REQUIRED WORK => An exact copy of all the data is required, with pictures left out.

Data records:
____________________
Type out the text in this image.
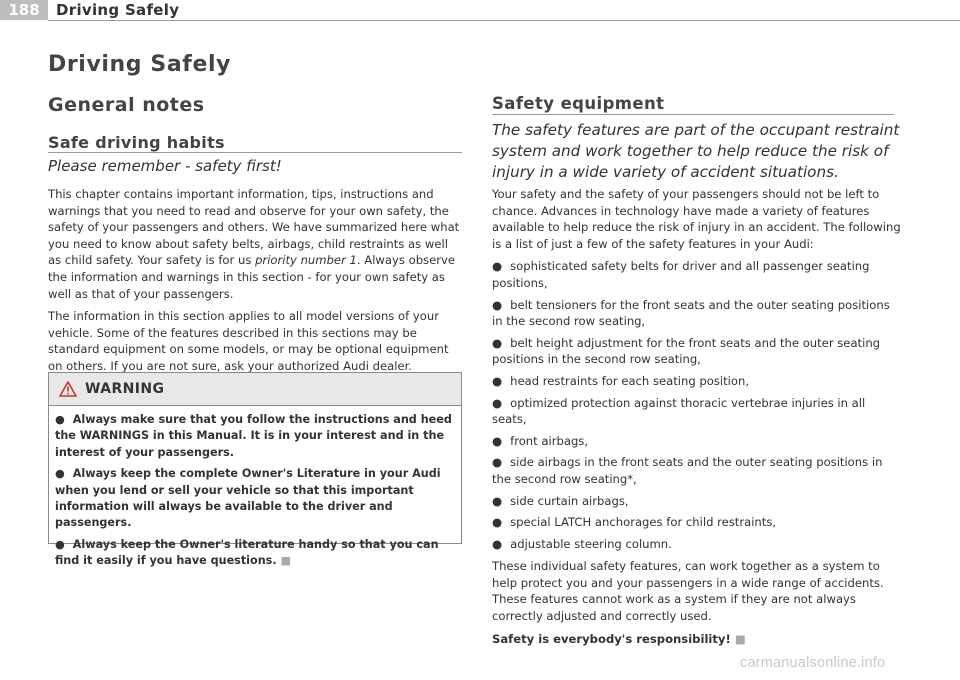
188	Driving Safely
Driving Safely
General notes
Safe driving habits
Please remember - safety first!

This chapter contains important information, tips, instructions and warnings that you need to read and observe for your own safety, the safety of your passengers and others. We have summarized here what you need to know about safety belts, airbags, child restraints as well as child safety. Your safety is for us priority number 1. Always observe the information and warnings in this section - for your own safety as well as that of your passengers.

The information in this section applies to all model versions of your vehicle. Some of the features described in this sections may be standard equipment on some models, or may be optional equipment on others. If you are not sure, ask your authorized Audi dealer.

WARNING
● Always make sure that you follow the instructions and heed the WARNINGS in this Manual. It is in your interest and in the interest of your passengers.
● Always keep the complete Owner's Literature in your Audi when you lend or sell your vehicle so that this important information will always be available to the driver and passengers.
● Always keep the Owner's literature handy so that you can find it easily if you have questions. ■
Safety equipment
The safety features are part of the occupant restraint system and work together to help reduce the risk of injury in a wide variety of accident situations.

Your safety and the safety of your passengers should not be left to chance. Advances in technology have made a variety of features available to help reduce the risk of injury in an accident. The following is a list of just a few of the safety features in your Audi:

● sophisticated safety belts for driver and all passenger seating positions,
● belt tensioners for the front seats and the outer seating positions in the second row seating,
● belt height adjustment for the front seats and the outer seating positions in the second row seating,
● head restraints for each seating position,
● optimized protection against thoracic vertebrae injuries in all seats,
● front airbags,
● side airbags in the front seats and the outer seating positions in the second row seating*,
● side curtain airbags,
● special LATCH anchorages for child restraints,
● adjustable steering column.

These individual safety features, can work together as a system to help protect you and your passengers in a wide range of accidents. These features cannot work as a system if they are not always correctly adjusted and correctly used.

Safety is everybody's responsibility! ■
carmanualsonline.info
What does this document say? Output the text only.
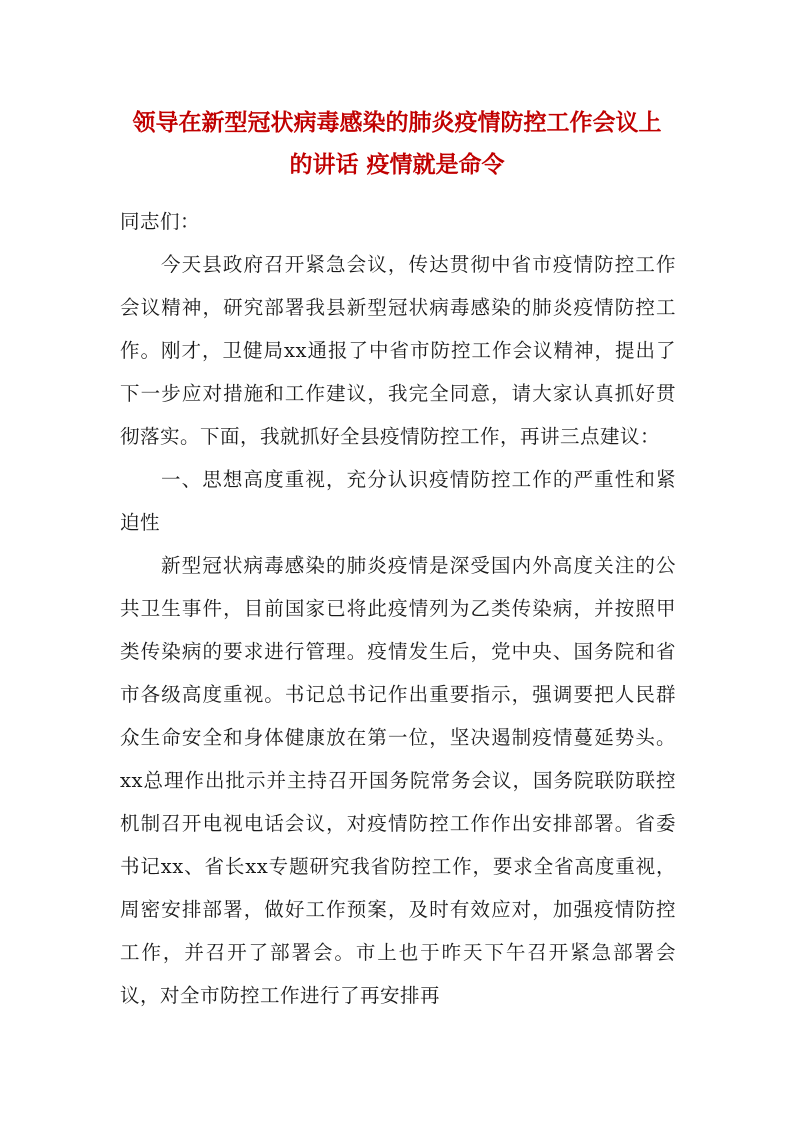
领导在新型冠状病毒感染的肺炎疫情防控工作会议上
的讲话 疫情就是命令

同志们：

今天县政府召开紧急会议，传达贯彻中省市疫情防控工作会议精神，研究部署我县新型冠状病毒感染的肺炎疫情防控工作。刚才，卫健局xx通报了中省市防控工作会议精神，提出了下一步应对措施和工作建议，我完全同意，请大家认真抓好贯彻落实。下面，我就抓好全县疫情防控工作，再讲三点建议：

一、思想高度重视，充分认识疫情防控工作的严重性和紧迫性

新型冠状病毒感染的肺炎疫情是深受国内外高度关注的公共卫生事件，目前国家已将此疫情列为乙类传染病，并按照甲类传染病的要求进行管理。疫情发生后，党中央、国务院和省市各级高度重视。书记总书记作出重要指示，强调要把人民群众生命安全和身体健康放在第一位，坚决遏制疫情蔓延势头。xx总理作出批示并主持召开国务院常务会议，国务院联防联控机制召开电视电话会议，对疫情防控工作作出安排部署。省委书记xx、省长xx专题研究我省防控工作，要求全省高度重视，周密安排部署，做好工作预案，及时有效应对，加强疫情防控工作，并召开了部署会。市上也于昨天下午召开紧急部署会议，对全市防控工作进行了再安排再
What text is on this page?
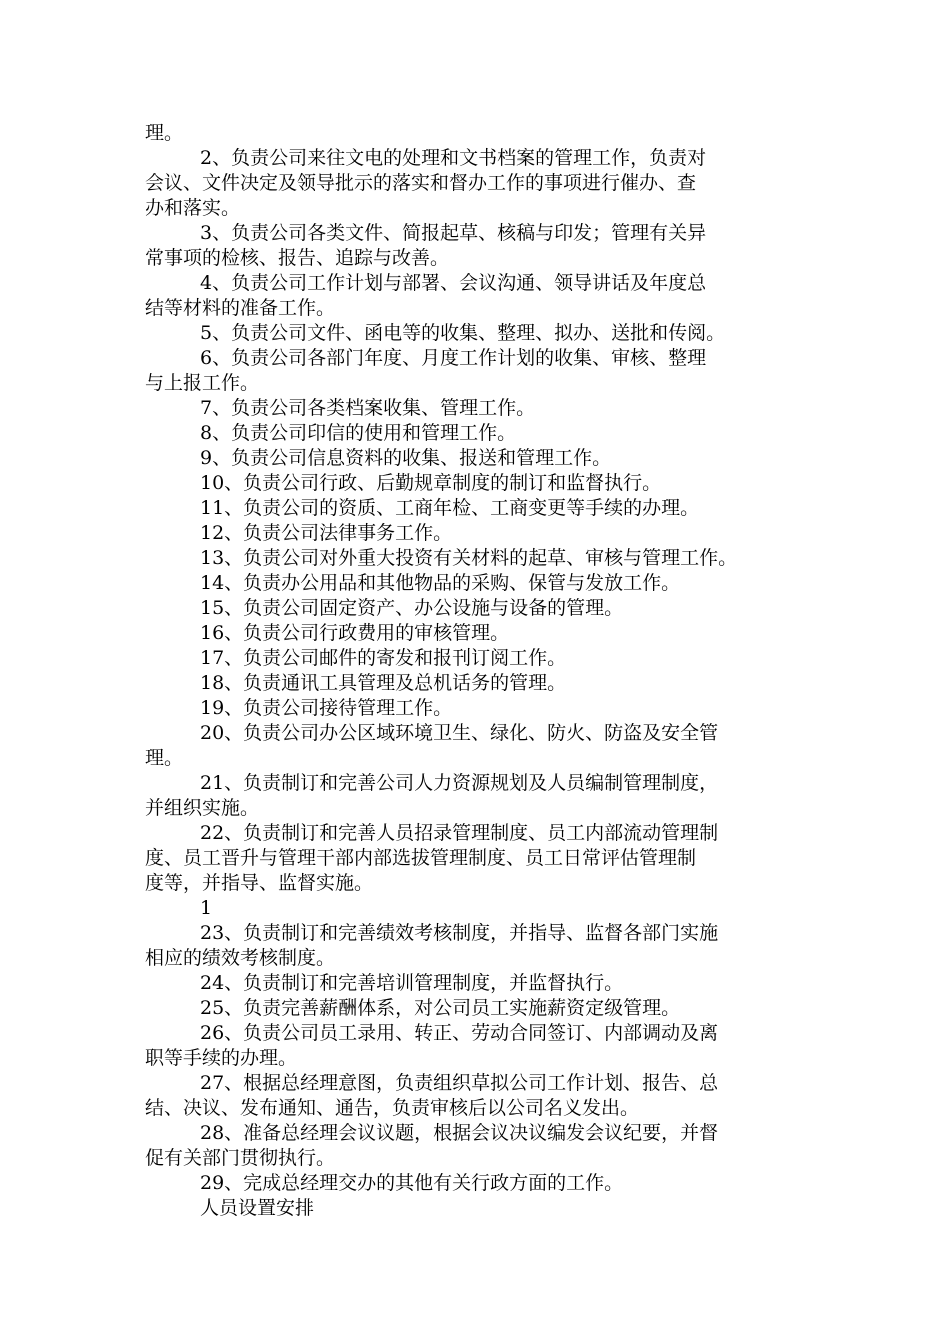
理。
2、负责公司来往文电的处理和文书档案的管理工作，负责对
会议、文件决定及领导批示的落实和督办工作的事项进行催办、查
办和落实。
3、负责公司各类文件、简报起草、核稿与印发；管理有关异
常事项的检核、报告、追踪与改善。
4、负责公司工作计划与部署、会议沟通、领导讲话及年度总
结等材料的准备工作。
5、负责公司文件、函电等的收集、整理、拟办、送批和传阅。
6、负责公司各部门年度、月度工作计划的收集、审核、整理
与上报工作。
7、负责公司各类档案收集、管理工作。
8、负责公司印信的使用和管理工作。
9、负责公司信息资料的收集、报送和管理工作。
10、负责公司行政、后勤规章制度的制订和监督执行。
11、负责公司的资质、工商年检、工商变更等手续的办理。
12、负责公司法律事务工作。
13、负责公司对外重大投资有关材料的起草、审核与管理工作。
14、负责办公用品和其他物品的采购、保管与发放工作。
15、负责公司固定资产、办公设施与设备的管理。
16、负责公司行政费用的审核管理。
17、负责公司邮件的寄发和报刊订阅工作。
18、负责通讯工具管理及总机话务的管理。
19、负责公司接待管理工作。
20、负责公司办公区域环境卫生、绿化、防火、防盗及安全管
理。
21、负责制订和完善公司人力资源规划及人员编制管理制度，
并组织实施。
22、负责制订和完善人员招录管理制度、员工内部流动管理制
度、员工晋升与管理干部内部选拔管理制度、员工日常评估管理制
度等，并指导、监督实施。
1
23、负责制订和完善绩效考核制度，并指导、监督各部门实施
相应的绩效考核制度。
24、负责制订和完善培训管理制度，并监督执行。
25、负责完善薪酬体系，对公司员工实施薪资定级管理。
26、负责公司员工录用、转正、劳动合同签订、内部调动及离
职等手续的办理。
27、根据总经理意图，负责组织草拟公司工作计划、报告、总
结、决议、发布通知、通告，负责审核后以公司名义发出。
28、准备总经理会议议题，根据会议决议编发会议纪要，并督
促有关部门贯彻执行。
29、完成总经理交办的其他有关行政方面的工作。
人员设置安排
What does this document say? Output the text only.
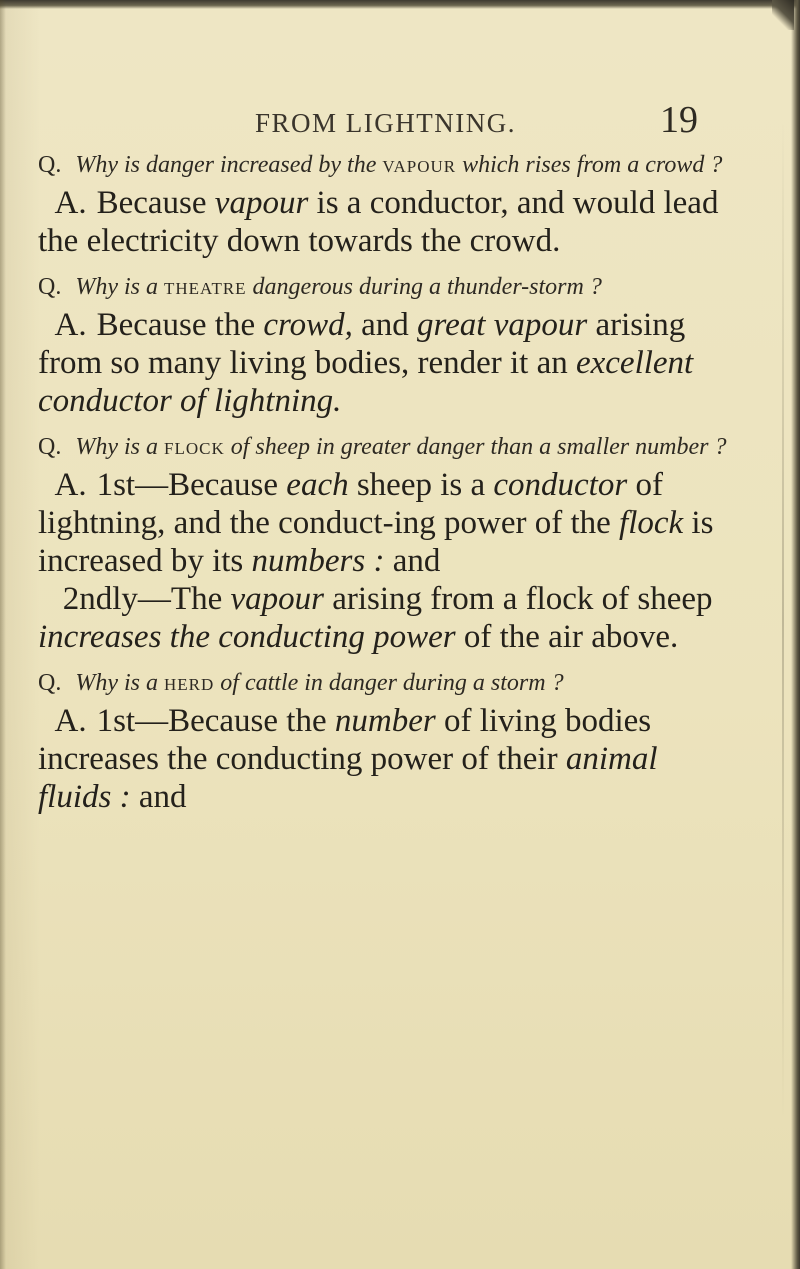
FROM LIGHTNING.	19

Q. Why is danger increased by the vapour which rises from a crowd ?

A. Because vapour is a conductor, and would lead the electricity down towards the crowd.

Q. Why is a theatre dangerous during a thunder-storm ?

A. Because the crowd, and great vapour arising from so many living bodies, render it an excellent conductor of lightning.

Q. Why is a flock of sheep in greater danger than a smaller number ?

A. 1st—Because each sheep is a conductor of lightning, and the conduct-ing power of the flock is increased by its numbers : and

2ndly—The vapour arising from a flock of sheep increases the conducting power of the air above.

Q. Why is a herd of cattle in danger during a storm ?

A. 1st—Because the number of living bodies increases the conducting power of their animal fluids : and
____________________
FULL RESPONSE =>
Type out the text in this image.
188	Driving Safely
Driving Safely
General notes
Safe driving habits
Please remember - safety first!

This chapter contains important information, tips, instructions and warnings that you need to read and observe for your own safety, the safety of your passengers and others. We have summarized here what you need to know about safety belts, airbags, child restraints as well as child safety. Your safety is for us priority number 1. Always observe the information and warnings in this section - for your own safety as well as that of your passengers.

The information in this section applies to all model versions of your vehicle. Some of the features described in this sections may be standard equipment on some models, or may be optional equipment on others. If you are not sure, ask your authorized Audi dealer.

WARNING
● Always make sure that you follow the instructions and heed the WARNINGS in this Manual. It is in your interest and in the interest of your passengers.
● Always keep the complete Owner's Literature in your Audi when you lend or sell your vehicle so that this important information will always be available to the driver and passengers.
● Always keep the Owner's literature handy so that you can find it easily if you have questions. ■
Safety equipment
The safety features are part of the occupant restraint system and work together to help reduce the risk of injury in a wide variety of accident situations.

Your safety and the safety of your passengers should not be left to chance. Advances in technology have made a variety of features available to help reduce the risk of injury in an accident. The following is a list of just a few of the safety features in your Audi:

● sophisticated safety belts for driver and all passenger seating positions,
● belt tensioners for the front seats and the outer seating positions in the second row seating,
● belt height adjustment for the front seats and the outer seating positions in the second row seating,
● head restraints for each seating position,
● optimized protection against thoracic vertebrae injuries in all seats,
● front airbags,
● side airbags in the front seats and the outer seating positions in the second row seating*,
● side curtain airbags,
● special LATCH anchorages for child restraints,
● adjustable steering column.

These individual safety features, can work together as a system to help protect you and your passengers in a wide range of accidents. These features cannot work as a system if they are not always correctly adjusted and correctly used.

Safety is everybody's responsibility! ■
carmanualsonline.info
What does this document say? Output the text only.
领导在新型冠状病毒感染的肺炎疫情防控工作会议上
的讲话 疫情就是命令

同志们：

今天县政府召开紧急会议，传达贯彻中省市疫情防控工作会议精神，研究部署我县新型冠状病毒感染的肺炎疫情防控工作。刚才，卫健局xx通报了中省市防控工作会议精神，提出了下一步应对措施和工作建议，我完全同意，请大家认真抓好贯彻落实。下面，我就抓好全县疫情防控工作，再讲三点建议：

一、思想高度重视，充分认识疫情防控工作的严重性和紧迫性

新型冠状病毒感染的肺炎疫情是深受国内外高度关注的公共卫生事件，目前国家已将此疫情列为乙类传染病，并按照甲类传染病的要求进行管理。疫情发生后，党中央、国务院和省市各级高度重视。书记总书记作出重要指示，强调要把人民群众生命安全和身体健康放在第一位，坚决遏制疫情蔓延势头。xx总理作出批示并主持召开国务院常务会议，国务院联防联控机制召开电视电话会议，对疫情防控工作作出安排部署。省委书记xx、省长xx专题研究我省防控工作，要求全省高度重视，周密安排部署，做好工作预案，及时有效应对，加强疫情防控工作，并召开了部署会。市上也于昨天下午召开紧急部署会议，对全市防控工作进行了再安排再
What text is on this page?
理。
2、负责公司来往文电的处理和文书档案的管理工作，负责对
会议、文件决定及领导批示的落实和督办工作的事项进行催办、查
办和落实。
3、负责公司各类文件、简报起草、核稿与印发；管理有关异
常事项的检核、报告、追踪与改善。
4、负责公司工作计划与部署、会议沟通、领导讲话及年度总
结等材料的准备工作。
5、负责公司文件、函电等的收集、整理、拟办、送批和传阅。
6、负责公司各部门年度、月度工作计划的收集、审核、整理
与上报工作。
7、负责公司各类档案收集、管理工作。
8、负责公司印信的使用和管理工作。
9、负责公司信息资料的收集、报送和管理工作。
10、负责公司行政、后勤规章制度的制订和监督执行。
11、负责公司的资质、工商年检、工商变更等手续的办理。
12、负责公司法律事务工作。
13、负责公司对外重大投资有关材料的起草、审核与管理工作。
14、负责办公用品和其他物品的采购、保管与发放工作。
15、负责公司固定资产、办公设施与设备的管理。
16、负责公司行政费用的审核管理。
17、负责公司邮件的寄发和报刊订阅工作。
18、负责通讯工具管理及总机话务的管理。
19、负责公司接待管理工作。
20、负责公司办公区域环境卫生、绿化、防火、防盗及安全管
理。
21、负责制订和完善公司人力资源规划及人员编制管理制度，
并组织实施。
22、负责制订和完善人员招录管理制度、员工内部流动管理制
度、员工晋升与管理干部内部选拔管理制度、员工日常评估管理制
度等，并指导、监督实施。
1
23、负责制订和完善绩效考核制度，并指导、监督各部门实施
相应的绩效考核制度。
24、负责制订和完善培训管理制度，并监督执行。
25、负责完善薪酬体系，对公司员工实施薪资定级管理。
26、负责公司员工录用、转正、劳动合同签订、内部调动及离
职等手续的办理。
27、根据总经理意图，负责组织草拟公司工作计划、报告、总
结、决议、发布通知、通告，负责审核后以公司名义发出。
28、准备总经理会议议题，根据会议决议编发会议纪要，并督
促有关部门贯彻执行。
29、完成总经理交办的其他有关行政方面的工作。
人员设置安排
What does this document say? Output the text only.
FROM LIGHTNING.	19

Q. Why is danger increased by the vapour which rises from a crowd ?

A. Because vapour is a conductor, and would lead the electricity down towards the crowd.

Q. Why is a theatre dangerous during a thunder-storm ?

A. Because the crowd, and great vapour arising from so many living bodies, render it an excellent conductor of lightning.

Q. Why is a flock of sheep in greater danger than a smaller number ?

A. 1st—Because each sheep is a conductor of lightning, and the conduct-ing power of the flock is increased by its numbers : and

2ndly—The vapour arising from a flock of sheep increases the conducting power of the air above.

Q. Why is a herd of cattle in danger during a storm ?

A. 1st—Because the number of living bodies increases the conducting power of their animal fluids : and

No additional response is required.